[start]

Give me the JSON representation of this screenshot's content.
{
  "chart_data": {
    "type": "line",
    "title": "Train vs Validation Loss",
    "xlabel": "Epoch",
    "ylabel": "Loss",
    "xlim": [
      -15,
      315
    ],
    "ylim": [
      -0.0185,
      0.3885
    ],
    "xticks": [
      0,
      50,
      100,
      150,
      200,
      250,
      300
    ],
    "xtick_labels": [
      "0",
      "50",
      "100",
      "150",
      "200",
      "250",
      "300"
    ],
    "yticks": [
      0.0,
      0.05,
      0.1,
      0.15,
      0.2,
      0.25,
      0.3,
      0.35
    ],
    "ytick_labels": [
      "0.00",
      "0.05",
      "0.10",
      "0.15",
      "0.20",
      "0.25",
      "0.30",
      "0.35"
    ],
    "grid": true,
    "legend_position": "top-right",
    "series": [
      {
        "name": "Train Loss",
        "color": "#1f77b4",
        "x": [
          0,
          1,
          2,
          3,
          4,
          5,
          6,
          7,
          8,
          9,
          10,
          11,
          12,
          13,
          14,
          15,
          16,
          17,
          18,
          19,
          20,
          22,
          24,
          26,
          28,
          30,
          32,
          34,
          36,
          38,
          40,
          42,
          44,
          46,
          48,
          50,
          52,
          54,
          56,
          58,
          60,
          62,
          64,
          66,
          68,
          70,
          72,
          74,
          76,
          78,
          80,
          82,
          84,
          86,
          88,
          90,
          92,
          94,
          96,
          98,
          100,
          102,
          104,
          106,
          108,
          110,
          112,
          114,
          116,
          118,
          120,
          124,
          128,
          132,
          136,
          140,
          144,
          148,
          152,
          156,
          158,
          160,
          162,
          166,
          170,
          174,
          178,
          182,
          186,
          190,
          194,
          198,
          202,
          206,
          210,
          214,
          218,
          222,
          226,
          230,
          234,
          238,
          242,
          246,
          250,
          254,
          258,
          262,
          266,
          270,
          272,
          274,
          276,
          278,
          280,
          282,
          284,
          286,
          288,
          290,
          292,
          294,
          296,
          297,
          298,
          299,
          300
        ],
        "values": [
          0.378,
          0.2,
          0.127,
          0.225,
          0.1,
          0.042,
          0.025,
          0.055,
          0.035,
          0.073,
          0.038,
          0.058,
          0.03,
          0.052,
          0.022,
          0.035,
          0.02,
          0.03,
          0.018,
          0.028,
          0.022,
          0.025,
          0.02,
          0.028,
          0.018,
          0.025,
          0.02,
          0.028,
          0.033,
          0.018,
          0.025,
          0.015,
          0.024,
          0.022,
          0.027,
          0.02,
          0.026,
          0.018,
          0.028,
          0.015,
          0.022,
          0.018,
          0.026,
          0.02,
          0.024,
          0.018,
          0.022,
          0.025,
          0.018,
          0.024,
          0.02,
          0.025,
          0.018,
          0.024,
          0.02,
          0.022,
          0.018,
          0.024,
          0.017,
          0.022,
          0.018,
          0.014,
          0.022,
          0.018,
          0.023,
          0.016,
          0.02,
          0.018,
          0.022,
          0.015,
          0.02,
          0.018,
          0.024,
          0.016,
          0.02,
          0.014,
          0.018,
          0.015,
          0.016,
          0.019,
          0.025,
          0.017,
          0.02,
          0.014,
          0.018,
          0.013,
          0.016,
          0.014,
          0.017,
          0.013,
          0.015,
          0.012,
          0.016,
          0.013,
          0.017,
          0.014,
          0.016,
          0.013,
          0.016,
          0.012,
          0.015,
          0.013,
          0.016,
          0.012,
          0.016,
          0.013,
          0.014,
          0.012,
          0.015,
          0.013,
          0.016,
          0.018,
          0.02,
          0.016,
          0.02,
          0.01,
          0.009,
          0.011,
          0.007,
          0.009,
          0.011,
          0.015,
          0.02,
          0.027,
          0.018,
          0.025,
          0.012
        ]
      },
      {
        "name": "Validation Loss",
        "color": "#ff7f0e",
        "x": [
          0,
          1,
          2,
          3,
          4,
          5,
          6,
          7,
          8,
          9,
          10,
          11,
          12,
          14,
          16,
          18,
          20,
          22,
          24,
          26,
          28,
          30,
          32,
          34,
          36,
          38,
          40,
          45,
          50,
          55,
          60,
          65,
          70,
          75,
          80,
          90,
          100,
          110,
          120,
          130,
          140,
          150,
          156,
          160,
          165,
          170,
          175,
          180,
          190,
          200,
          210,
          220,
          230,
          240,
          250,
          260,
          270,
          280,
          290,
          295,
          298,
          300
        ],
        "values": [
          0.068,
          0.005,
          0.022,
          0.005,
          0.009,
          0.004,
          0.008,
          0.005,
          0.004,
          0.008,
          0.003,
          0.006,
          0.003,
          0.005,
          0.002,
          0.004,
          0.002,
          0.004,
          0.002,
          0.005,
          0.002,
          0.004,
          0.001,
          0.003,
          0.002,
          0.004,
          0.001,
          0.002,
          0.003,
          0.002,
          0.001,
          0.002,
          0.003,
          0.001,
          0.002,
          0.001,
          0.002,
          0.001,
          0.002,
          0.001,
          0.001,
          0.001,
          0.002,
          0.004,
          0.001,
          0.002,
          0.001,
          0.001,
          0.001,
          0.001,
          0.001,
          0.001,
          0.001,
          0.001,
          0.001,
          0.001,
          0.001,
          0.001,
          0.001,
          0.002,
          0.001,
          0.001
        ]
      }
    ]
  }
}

[end]

Repeat each record exactly, leaving nothing out.

Give me the JSON representation of this screenshot's content.
{
  "chart_data": {
    "type": "line",
    "title": "Train vs Validation Loss",
    "xlabel": "Epoch",
    "ylabel": "Loss",
    "xlim": [
      -15,
      315
    ],
    "ylim": [
      -0.0185,
      0.3885
    ],
    "xticks": [
      0,
      50,
      100,
      150,
      200,
      250,
      300
    ],
    "xtick_labels": [
      "0",
      "50",
      "100",
      "150",
      "200",
      "250",
      "300"
    ],
    "yticks": [
      0.0,
      0.05,
      0.1,
      0.15,
      0.2,
      0.25,
      0.3,
      0.35
    ],
    "ytick_labels": [
      "0.00",
      "0.05",
      "0.10",
      "0.15",
      "0.20",
      "0.25",
      "0.30",
      "0.35"
    ],
    "grid": true,
    "legend_position": "top-right",
    "series": [
      {
        "name": "Train Loss",
        "color": "#1f77b4",
        "x": [
          0,
          1,
          2,
          3,
          4,
          5,
          6,
          7,
          8,
          9,
          10,
          11,
          12,
          13,
          14,
          15,
          16,
          17,
          18,
          19,
          20,
          22,
          24,
          26,
          28,
          30,
          32,
          34,
          36,
          38,
          40,
          42,
          44,
          46,
          48,
          50,
          52,
          54,
          56,
          58,
          60,
          62,
          64,
          66,
          68,
          70,
          72,
          74,
          76,
          78,
          80,
          82,
          84,
          86,
          88,
          90,
          92,
          94,
          96,
          98,
          100,
          102,
          104,
          106,
          108,
          110,
          112,
          114,
          116,
          118,
          120,
          124,
          128,
          132,
          136,
          140,
          144,
          148,
          152,
          156,
          158,
          160,
          162,
          166,
          170,
          174,
          178,
          182,
          186,
          190,
          194,
          198,
          202,
          206,
          210,
          214,
          218,
          222,
          226,
          230,
          234,
          238,
          242,
          246,
          250,
          254,
          258,
          262,
          266,
          270,
          272,
          274,
          276,
          278,
          280,
          282,
          284,
          286,
          288,
          290,
          292,
          294,
          296,
          297,
          298,
          299,
          300
        ],
        "values": [
          0.378,
          0.2,
          0.127,
          0.225,
          0.1,
          0.042,
          0.025,
          0.055,
          0.035,
          0.073,
          0.038,
          0.058,
          0.03,
          0.052,
          0.022,
          0.035,
          0.02,
          0.03,
          0.018,
          0.028,
          0.022,
          0.025,
          0.02,
          0.028,
          0.018,
          0.025,
          0.02,
          0.028,
          0.033,
          0.018,
          0.025,
          0.015,
          0.024,
          0.022,
          0.027,
          0.02,
          0.026,
          0.018,
          0.028,
          0.015,
          0.022,
          0.018,
          0.026,
          0.02,
          0.024,
          0.018,
          0.022,
          0.025,
          0.018,
          0.024,
          0.02,
          0.025,
          0.018,
          0.024,
          0.02,
          0.022,
          0.018,
          0.024,
          0.017,
          0.022,
          0.018,
          0.014,
          0.022,
          0.018,
          0.023,
          0.016,
          0.02,
          0.018,
          0.022,
          0.015,
          0.02,
          0.018,
          0.024,
          0.016,
          0.02,
          0.014,
          0.018,
          0.015,
          0.016,
          0.019,
          0.025,
          0.017,
          0.02,
          0.014,
          0.018,
          0.013,
          0.016,
          0.014,
          0.017,
          0.013,
          0.015,
          0.012,
          0.016,
          0.013,
          0.017,
          0.014,
          0.016,
          0.013,
          0.016,
          0.012,
          0.015,
          0.013,
          0.016,
          0.012,
          0.016,
          0.013,
          0.014,
          0.012,
          0.015,
          0.013,
          0.016,
          0.018,
          0.02,
          0.016,
          0.02,
          0.01,
          0.009,
          0.011,
          0.007,
          0.009,
          0.011,
          0.015,
          0.02,
          0.027,
          0.018,
          0.025,
          0.012
        ]
      },
      {
        "name": "Validation Loss",
        "color": "#ff7f0e",
        "x": [
          0,
          1,
          2,
          3,
          4,
          5,
          6,
          7,
          8,
          9,
          10,
          11,
          12,
          14,
          16,
          18,
          20,
          22,
          24,
          26,
          28,
          30,
          32,
          34,
          36,
          38,
          40,
          45,
          50,
          55,
          60,
          65,
          70,
          75,
          80,
          90,
          100,
          110,
          120,
          130,
          140,
          150,
          156,
          160,
          165,
          170,
          175,
          180,
          190,
          200,
          210,
          220,
          230,
          240,
          250,
          260,
          270,
          280,
          290,
          295,
          298,
          300
        ],
        "values": [
          0.068,
          0.005,
          0.022,
          0.005,
          0.009,
          0.004,
          0.008,
          0.005,
          0.004,
          0.008,
          0.003,
          0.006,
          0.003,
          0.005,
          0.002,
          0.004,
          0.002,
          0.004,
          0.002,
          0.005,
          0.002,
          0.004,
          0.001,
          0.003,
          0.002,
          0.004,
          0.001,
          0.002,
          0.003,
          0.002,
          0.001,
          0.002,
          0.003,
          0.001,
          0.002,
          0.001,
          0.002,
          0.001,
          0.002,
          0.001,
          0.001,
          0.001,
          0.002,
          0.004,
          0.001,
          0.002,
          0.001,
          0.001,
          0.001,
          0.001,
          0.001,
          0.001,
          0.001,
          0.001,
          0.001,
          0.001,
          0.001,
          0.001,
          0.001,
          0.002,
          0.001,
          0.001
        ]
      }
    ]
  }
}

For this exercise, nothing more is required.